Exercise:
Each line of the data that includes the string "topaman" is to be copied out.
## Start Records shown
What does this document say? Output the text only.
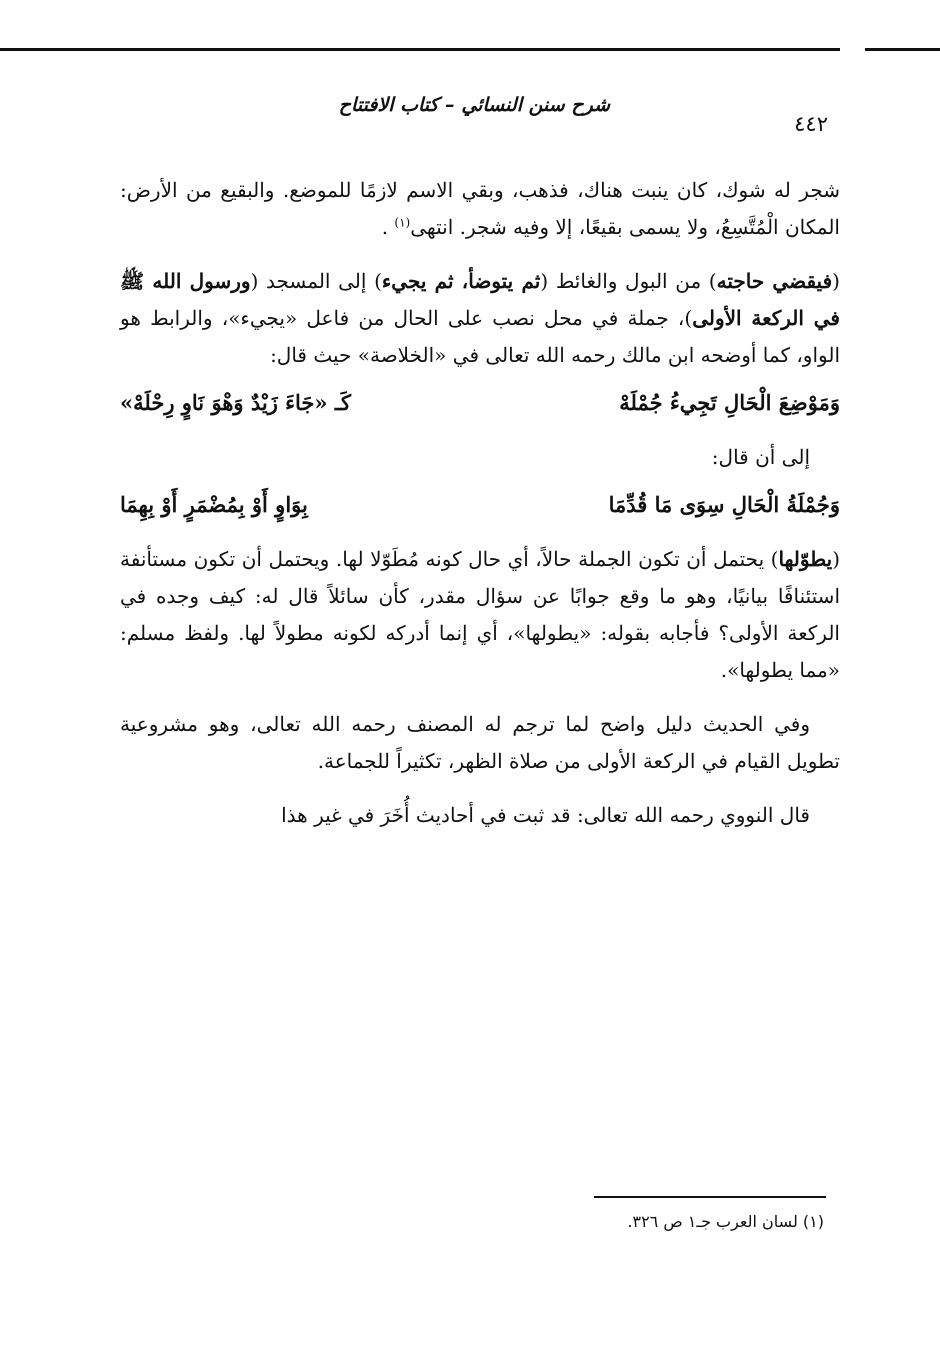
شرح سنن النسائي – كتاب الافتتاح
٤٤٢

شجر له شوك، كان ينبت هناك، فذهب، وبقي الاسم لازمًا للموضع. والبقيع من الأرض: المكان الْمُتَّسِعُ، ولا يسمى بقيعًا، إلا وفيه شجر. انتهى$^{(١)}$ .

(فيقضي حاجته) من البول والغائط (ثم يتوضأ، ثم يجيء) إلى المسجد (ورسول الله ﷺ في الركعة الأولى)، جملة في محل نصب على الحال من فاعل «يجيء»، والرابط هو الواو، كما أوضحه ابن مالك رحمه الله تعالى في «الخلاصة» حيث قال:

وَمَوْضِعَ الْحَالِ تَجِيءُ جُمْلَهْ
كَـ «جَاءَ زَيْدٌ وَهْوَ نَاوٍ رِحْلَهْ»

إلى أن قال:

وَجُمْلَةُ الْحَالِ سِوَى مَا قُدِّمَا
بِوَاوٍ أَوْ بِمُضْمَرٍ أَوْ بِهِمَا

(يطوّلها) يحتمل أن تكون الجملة حالاً، أي حال كونه مُطَوّلا لها. ويحتمل أن تكون مستأنفة استئنافًا بيانيًا، وهو ما وقع جوابًا عن سؤال مقدر، كأن سائلاً قال له: كيف وجده في الركعة الأولى؟ فأجابه بقوله: «يطولها»، أي إنما أدركه لكونه مطولاً لها. ولفظ مسلم: «مما يطولها».

وفي الحديث دليل واضح لما ترجم له المصنف رحمه الله تعالى، وهو مشروعية تطويل القيام في الركعة الأولى من صلاة الظهر، تكثيراً للجماعة.

قال النووي رحمه الله تعالى: قد ثبت في أحاديث أُخَرَ في غير هذا

(١) لسان العرب جـ١ ص ٣٢٦.
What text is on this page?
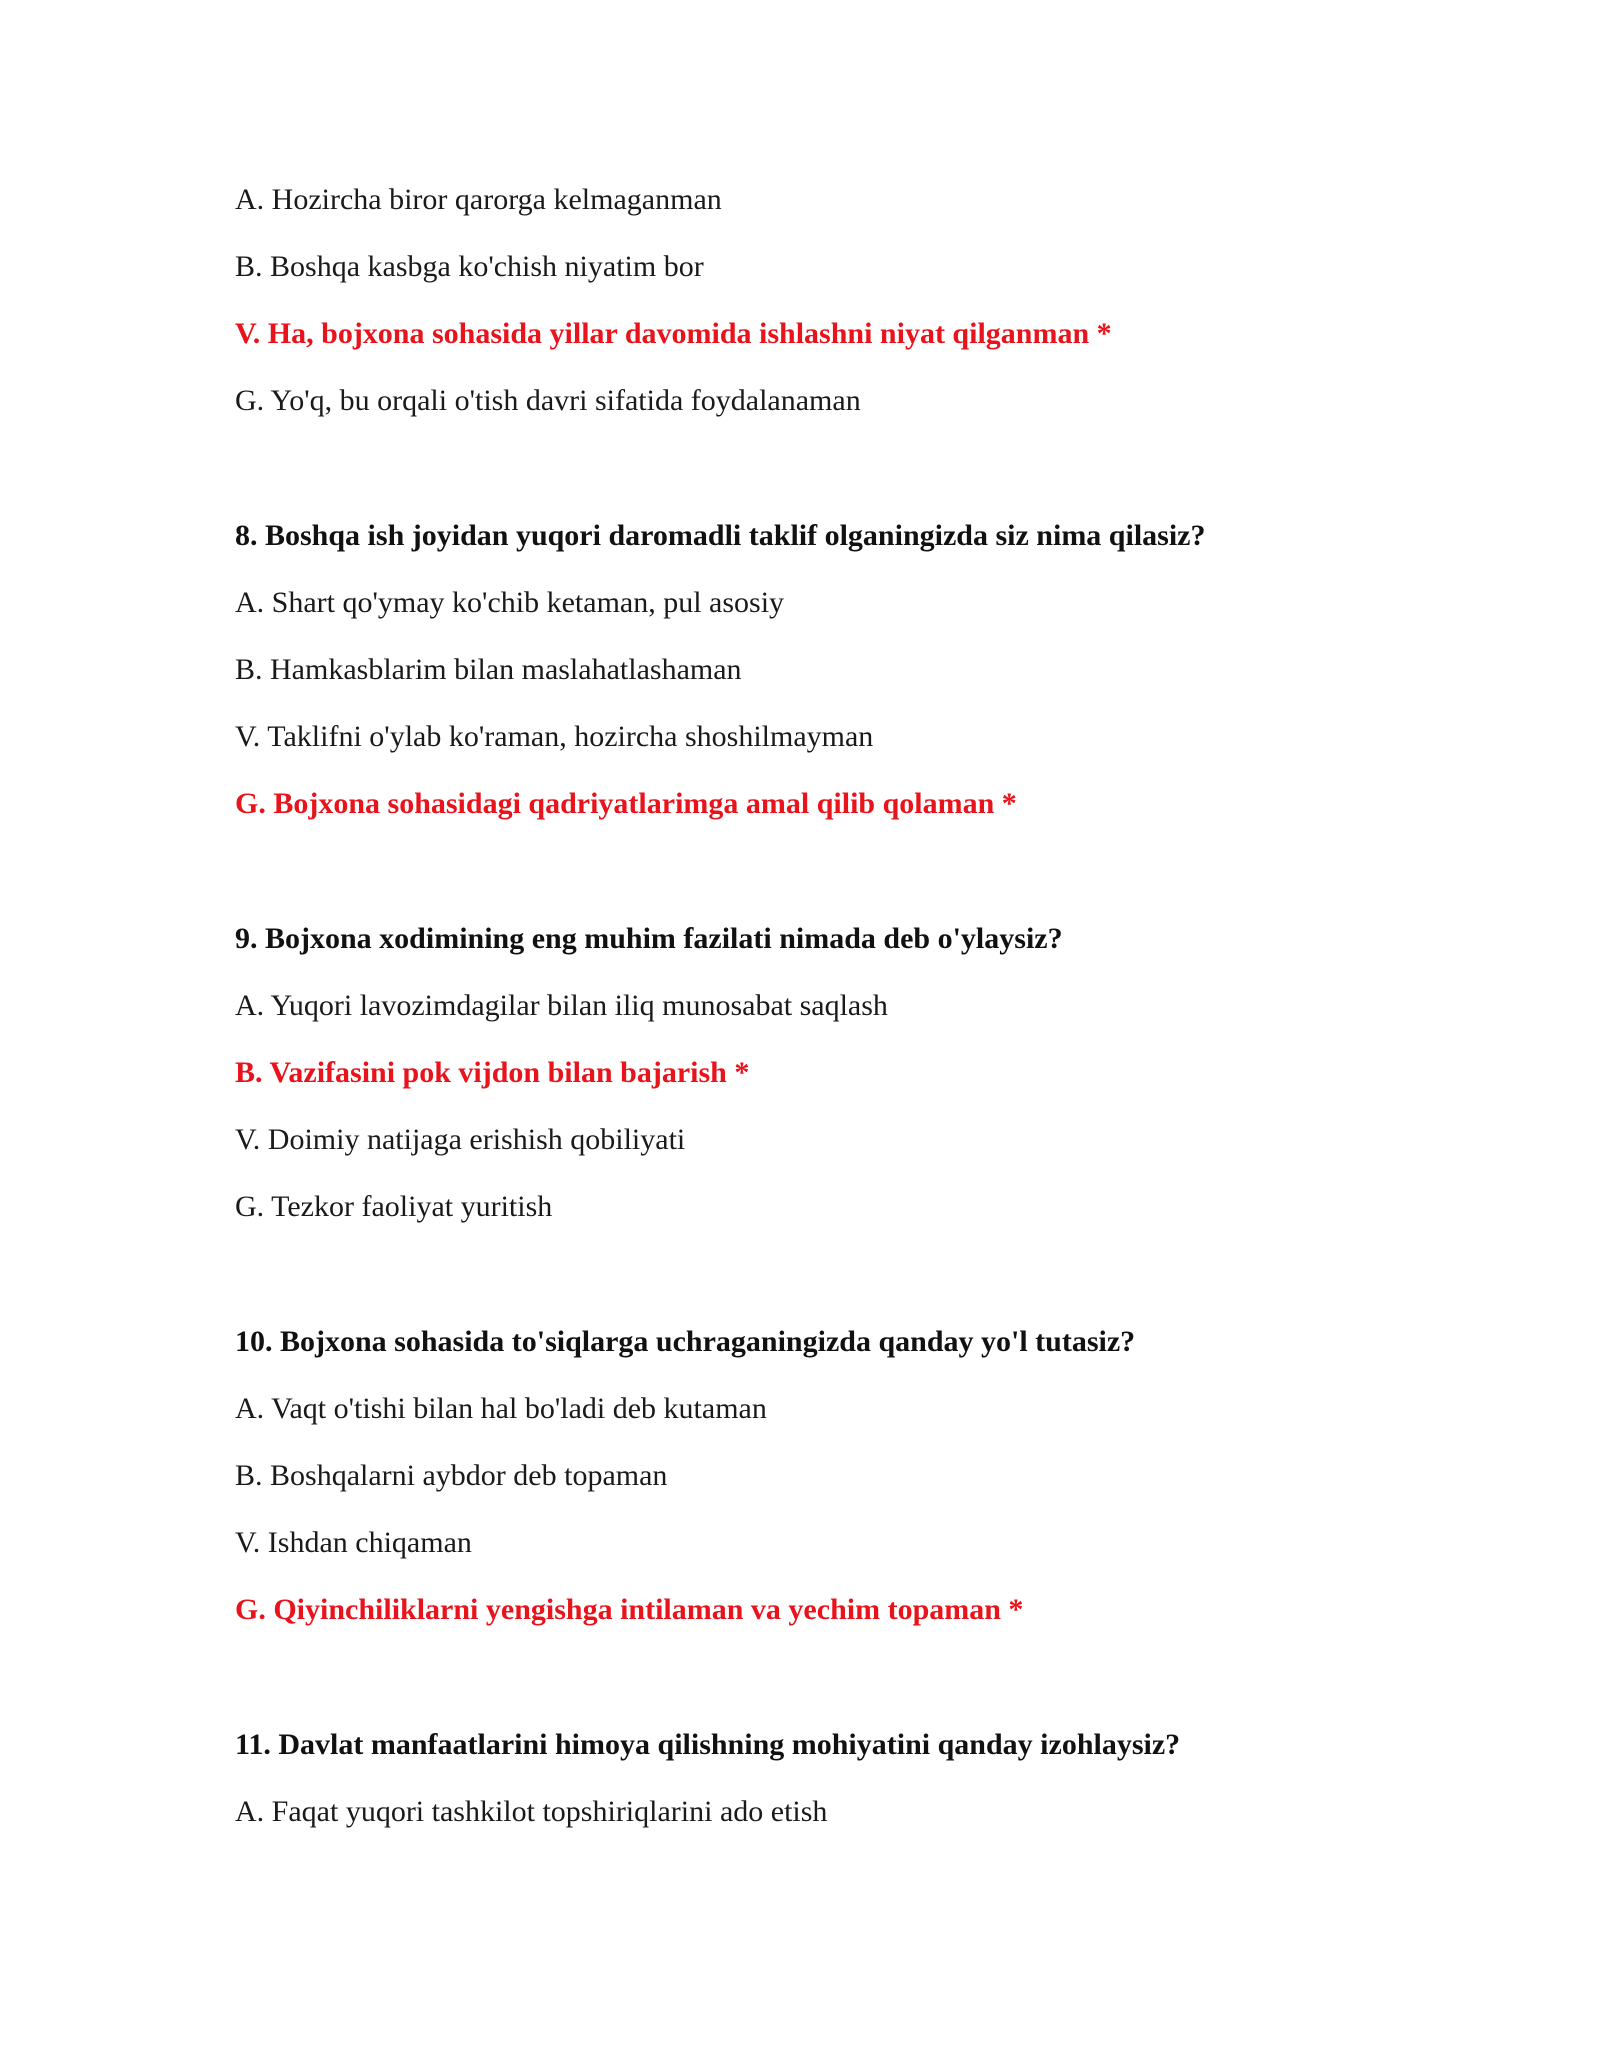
A. Hozircha biror qarorga kelmaganman
B. Boshqa kasbga ko'chish niyatim bor
V. Ha, bojxona sohasida yillar davomida ishlashni niyat qilganman *
G. Yo'q, bu orqali o'tish davri sifatida foydalanaman
8. Boshqa ish joyidan yuqori daromadli taklif olganingizda siz nima qilasiz?
A. Shart qo'ymay ko'chib ketaman, pul asosiy
B. Hamkasblarim bilan maslahatlashaman
V. Taklifni o'ylab ko'raman, hozircha shoshilmayman
G. Bojxona sohasidagi qadriyatlarimga amal qilib qolaman *
9. Bojxona xodimining eng muhim fazilati nimada deb o'ylaysiz?
A. Yuqori lavozimdagilar bilan iliq munosabat saqlash
B. Vazifasini pok vijdon bilan bajarish *
V. Doimiy natijaga erishish qobiliyati
G. Tezkor faoliyat yuritish
10. Bojxona sohasida to'siqlarga uchraganingizda qanday yo'l tutasiz?
A. Vaqt o'tishi bilan hal bo'ladi deb kutaman
B. Boshqalarni aybdor deb topaman
V. Ishdan chiqaman
G. Qiyinchiliklarni yengishga intilaman va yechim topaman *
11. Davlat manfaatlarini himoya qilishning mohiyatini qanday izohlaysiz?
A. Faqat yuqori tashkilot topshiriqlarini ado etish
## End Records shown
Solution:
B. Boshqalarni aybdor deb topaman
G. Qiyinchiliklarni yengishga intilaman va yechim topaman *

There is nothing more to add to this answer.